(Excerpts from a figure dataset)
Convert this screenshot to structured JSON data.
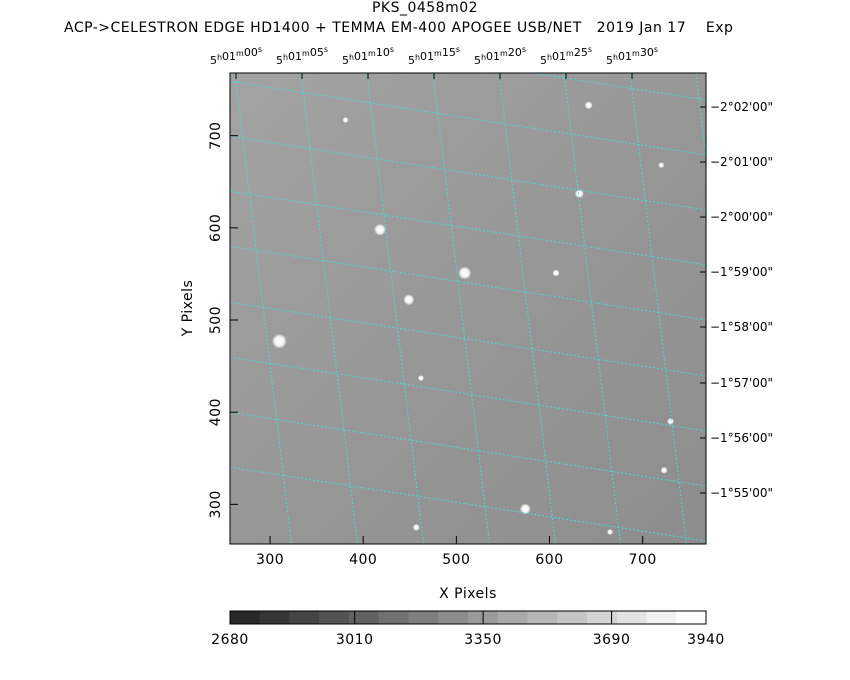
{
  "title": "PKS_0458m02",
  "subtitle": "ACP->CELESTRON EDGE HD1400 + TEMMA EM-400 APOGEE USB/NET   2019 Jan 17    Exp",
  "chart_data": {
    "type": "image",
    "xlabel": "X Pixels",
    "ylabel": "Y Pixels",
    "xlim": [
      257,
      768
    ],
    "ylim": [
      257,
      768
    ],
    "x_ticks": [
      300,
      400,
      500,
      600,
      700
    ],
    "y_ticks": [
      300,
      400,
      500,
      600,
      700
    ],
    "ra_ticks": [
      {
        "h": "5",
        "m": "01",
        "s": "00"
      },
      {
        "h": "5",
        "m": "01",
        "s": "05"
      },
      {
        "h": "5",
        "m": "01",
        "s": "10"
      },
      {
        "h": "5",
        "m": "01",
        "s": "15"
      },
      {
        "h": "5",
        "m": "01",
        "s": "20"
      },
      {
        "h": "5",
        "m": "01",
        "s": "25"
      },
      {
        "h": "5",
        "m": "01",
        "s": "30"
      }
    ],
    "dec_ticks": [
      "−2°02'00\"",
      "−2°01'00\"",
      "−2°00'00\"",
      "−1°59'00\"",
      "−1°58'00\"",
      "−1°57'00\"",
      "−1°56'00\"",
      "−1°55'00\""
    ],
    "colorbar": {
      "min": 2680,
      "max": 3940,
      "labels": [
        2680,
        3010,
        3350,
        3690,
        3940
      ]
    },
    "stars": [
      {
        "x": 310,
        "y": 477,
        "r": 6
      },
      {
        "x": 418,
        "y": 598,
        "r": 4.5
      },
      {
        "x": 509,
        "y": 551,
        "r": 5
      },
      {
        "x": 449,
        "y": 522,
        "r": 4
      },
      {
        "x": 574,
        "y": 295,
        "r": 4
      },
      {
        "x": 632,
        "y": 637,
        "r": 3
      },
      {
        "x": 607,
        "y": 551,
        "r": 2
      },
      {
        "x": 642,
        "y": 733,
        "r": 2.5
      },
      {
        "x": 720,
        "y": 668,
        "r": 1.5
      },
      {
        "x": 730,
        "y": 390,
        "r": 2
      },
      {
        "x": 723,
        "y": 337,
        "r": 2
      },
      {
        "x": 462,
        "y": 437,
        "r": 1.5
      },
      {
        "x": 457,
        "y": 275,
        "r": 2
      },
      {
        "x": 665,
        "y": 270,
        "r": 1.5
      },
      {
        "x": 381,
        "y": 717,
        "r": 1.5
      }
    ]
  }
}
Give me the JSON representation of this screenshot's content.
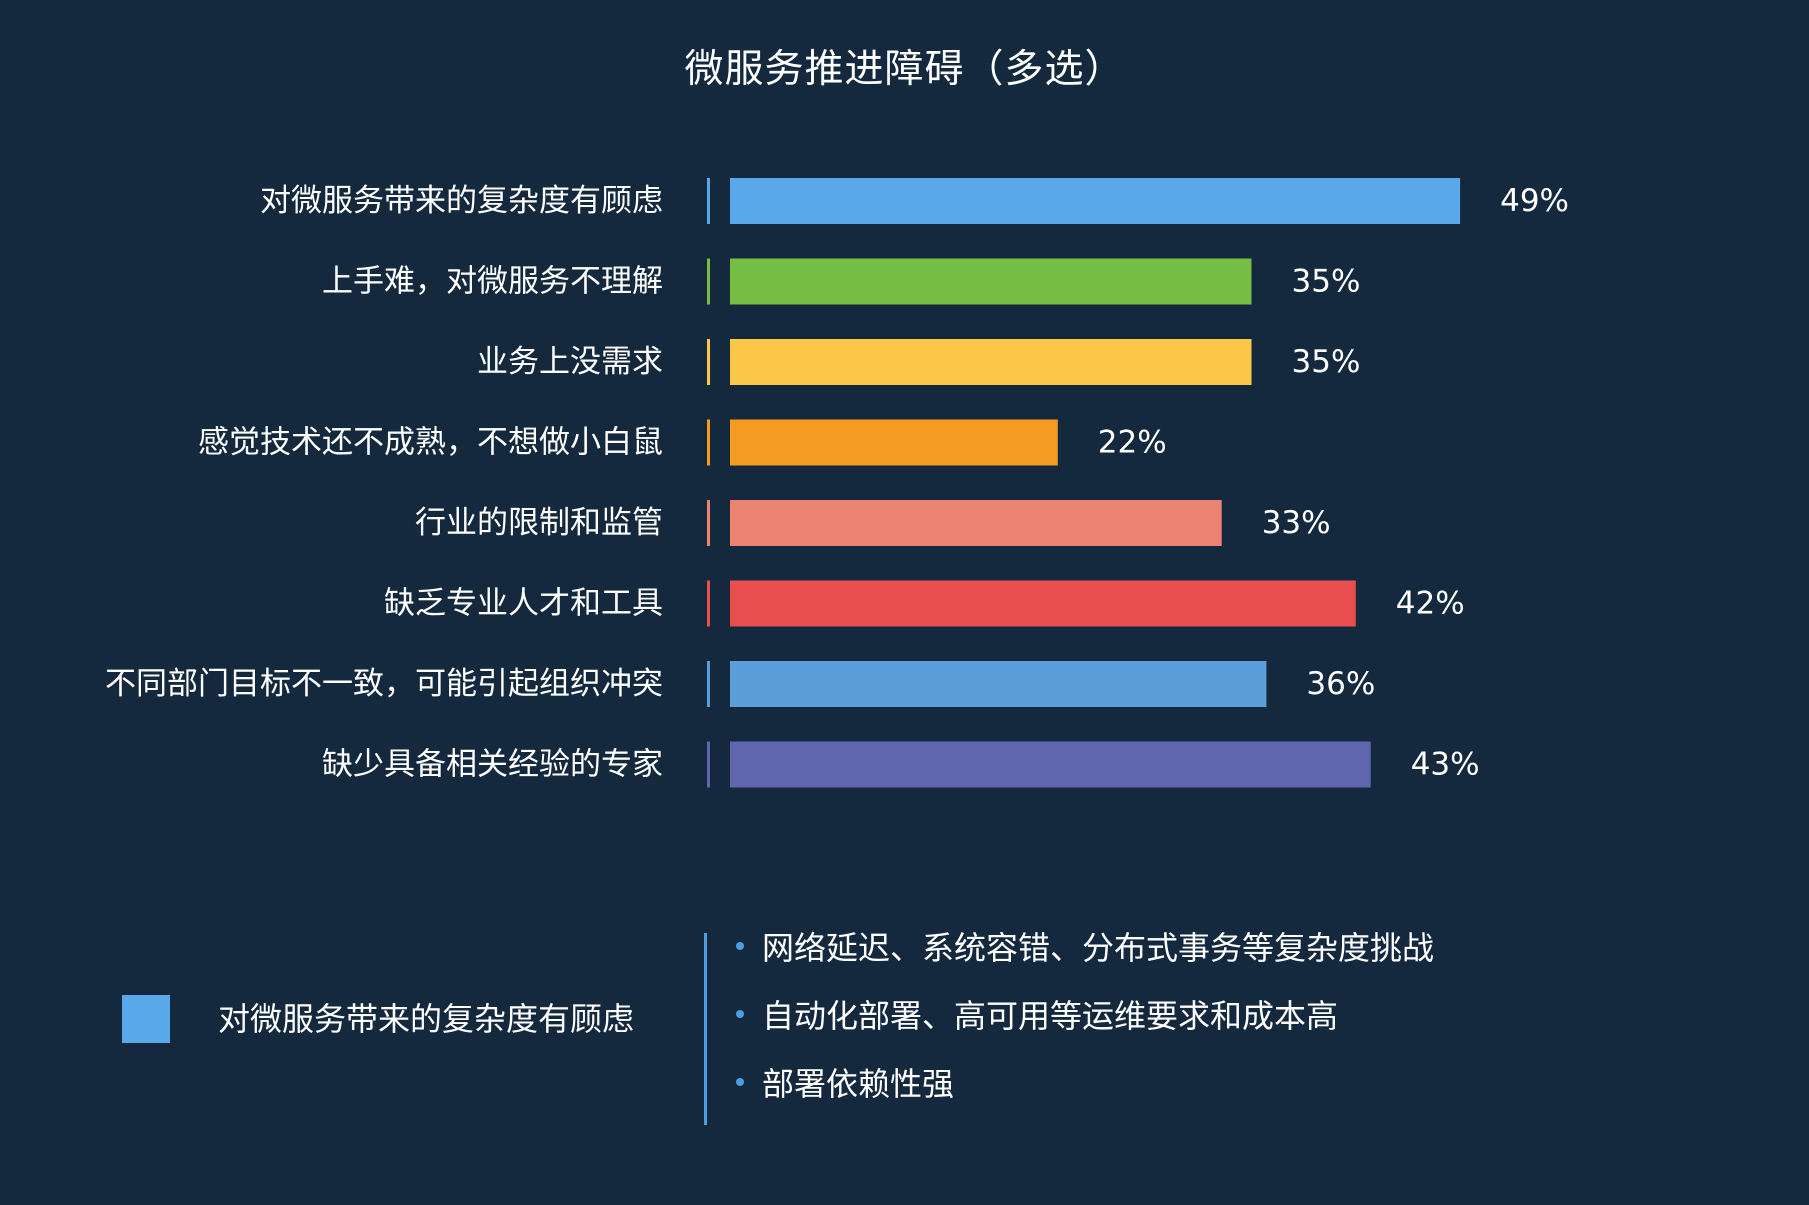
{
  "chart_data": {
    "type": "bar",
    "orientation": "horizontal",
    "title": "微服务推进障碍（多选）",
    "categories": [
      "对微服务带来的复杂度有顾虑",
      "上手难，对微服务不理解",
      "业务上没需求",
      "感觉技术还不成熟，不想做小白鼠",
      "行业的限制和监管",
      "缺乏专业人才和工具",
      "不同部门目标不一致，可能引起组织冲突",
      "缺少具备相关经验的专家"
    ],
    "values": [
      49,
      35,
      35,
      22,
      33,
      42,
      36,
      43
    ],
    "value_labels": [
      "49%",
      "35%",
      "35%",
      "22%",
      "33%",
      "42%",
      "36%",
      "43%"
    ],
    "colors": [
      "#58a8ea",
      "#76bd43",
      "#fbc748",
      "#f49c22",
      "#ec8370",
      "#e74e4d",
      "#5a9fda",
      "#6066ae"
    ],
    "unit": "%",
    "grid": false
  },
  "detail": {
    "legend_color": "#58a8ea",
    "legend_label": "对微服务带来的复杂度有顾虑",
    "items": [
      "网络延迟、系统容错、分布式事务等复杂度挑战",
      "自动化部署、高可用等运维要求和成本高",
      "部署依赖性强"
    ]
  }
}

• **STATED GOAL**
What comes back should match the records exactly, minus any pictures.

• **WRITTEN ANSWER**
Convert this screenshot to structured JSON data.
{
  "title": "PKS_0458m02",
  "subtitle": "ACP->CELESTRON EDGE HD1400 + TEMMA EM-400 APOGEE USB/NET   2019 Jan 17    Exp",
  "chart_data": {
    "type": "image",
    "xlabel": "X Pixels",
    "ylabel": "Y Pixels",
    "xlim": [
      257,
      768
    ],
    "ylim": [
      257,
      768
    ],
    "x_ticks": [
      300,
      400,
      500,
      600,
      700
    ],
    "y_ticks": [
      300,
      400,
      500,
      600,
      700
    ],
    "ra_ticks": [
      {
        "h": "5",
        "m": "01",
        "s": "00"
      },
      {
        "h": "5",
        "m": "01",
        "s": "05"
      },
      {
        "h": "5",
        "m": "01",
        "s": "10"
      },
      {
        "h": "5",
        "m": "01",
        "s": "15"
      },
      {
        "h": "5",
        "m": "01",
        "s": "20"
      },
      {
        "h": "5",
        "m": "01",
        "s": "25"
      },
      {
        "h": "5",
        "m": "01",
        "s": "30"
      }
    ],
    "dec_ticks": [
      "−2°02'00\"",
      "−2°01'00\"",
      "−2°00'00\"",
      "−1°59'00\"",
      "−1°58'00\"",
      "−1°57'00\"",
      "−1°56'00\"",
      "−1°55'00\""
    ],
    "colorbar": {
      "min": 2680,
      "max": 3940,
      "labels": [
        2680,
        3010,
        3350,
        3690,
        3940
      ]
    },
    "stars": [
      {
        "x": 310,
        "y": 477,
        "r": 6
      },
      {
        "x": 418,
        "y": 598,
        "r": 4.5
      },
      {
        "x": 509,
        "y": 551,
        "r": 5
      },
      {
        "x": 449,
        "y": 522,
        "r": 4
      },
      {
        "x": 574,
        "y": 295,
        "r": 4
      },
      {
        "x": 632,
        "y": 637,
        "r": 3
      },
      {
        "x": 607,
        "y": 551,
        "r": 2
      },
      {
        "x": 642,
        "y": 733,
        "r": 2.5
      },
      {
        "x": 720,
        "y": 668,
        "r": 1.5
      },
      {
        "x": 730,
        "y": 390,
        "r": 2
      },
      {
        "x": 723,
        "y": 337,
        "r": 2
      },
      {
        "x": 462,
        "y": 437,
        "r": 1.5
      },
      {
        "x": 457,
        "y": 275,
        "r": 2
      },
      {
        "x": 665,
        "y": 270,
        "r": 1.5
      },
      {
        "x": 381,
        "y": 717,
        "r": 1.5
      }
    ]
  }
}
Give me the JSON representation of this screenshot's content.
{
  "chart_data": {
    "type": "bar",
    "orientation": "horizontal",
    "title": "微服务推进障碍（多选）",
    "categories": [
      "对微服务带来的复杂度有顾虑",
      "上手难，对微服务不理解",
      "业务上没需求",
      "感觉技术还不成熟，不想做小白鼠",
      "行业的限制和监管",
      "缺乏专业人才和工具",
      "不同部门目标不一致，可能引起组织冲突",
      "缺少具备相关经验的专家"
    ],
    "values": [
      49,
      35,
      35,
      22,
      33,
      42,
      36,
      43
    ],
    "value_labels": [
      "49%",
      "35%",
      "35%",
      "22%",
      "33%",
      "42%",
      "36%",
      "43%"
    ],
    "colors": [
      "#58a8ea",
      "#76bd43",
      "#fbc748",
      "#f49c22",
      "#ec8370",
      "#e74e4d",
      "#5a9fda",
      "#6066ae"
    ],
    "unit": "%",
    "grid": false
  },
  "detail": {
    "legend_color": "#58a8ea",
    "legend_label": "对微服务带来的复杂度有顾虑",
    "items": [
      "网络延迟、系统容错、分布式事务等复杂度挑战",
      "自动化部署、高可用等运维要求和成本高",
      "部署依赖性强"
    ]
  }
}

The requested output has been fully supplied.